## INSTRUCTIONS TO FOLLOW
Return all of the entries exactly, with nothing added or left out.
## begin DATA FOR THIS EXERCISE
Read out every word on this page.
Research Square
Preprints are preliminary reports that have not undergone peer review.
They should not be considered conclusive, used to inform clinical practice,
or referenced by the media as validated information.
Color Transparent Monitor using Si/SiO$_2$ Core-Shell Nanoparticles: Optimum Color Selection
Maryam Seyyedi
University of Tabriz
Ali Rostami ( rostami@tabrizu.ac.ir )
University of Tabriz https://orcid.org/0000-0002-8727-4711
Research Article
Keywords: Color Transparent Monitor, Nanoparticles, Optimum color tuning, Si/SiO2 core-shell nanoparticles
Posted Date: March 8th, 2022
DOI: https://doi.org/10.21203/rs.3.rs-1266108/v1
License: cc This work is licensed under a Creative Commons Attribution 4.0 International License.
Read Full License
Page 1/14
## end DATA FOR THIS EXERCISE
## COMPLETED TASK
Read out every word on this page.
Research Square
Preprints are preliminary reports that have not undergone peer review.
They should not be considered conclusive, used to inform clinical practice,
or referenced by the media as validated information.
Color Transparent Monitor using Si/SiO$_2$ Core-Shell Nanoparticles: Optimum Color Selection
Maryam Seyyedi
University of Tabriz
Ali Rostami ( rostami@tabrizu.ac.ir )
University of Tabriz https://orcid.org/0000-0002-8727-4711
Research Article
Keywords: Color Transparent Monitor, Nanoparticles, Optimum color tuning, Si/SiO2 core-shell nanoparticles
Posted Date: March 8th, 2022
DOI: https://doi.org/10.21203/rs.3.rs-1266108/v1
License: cc This work is licensed under a Creative Commons Attribution 4.0 International License.
Read Full License
Page 1/14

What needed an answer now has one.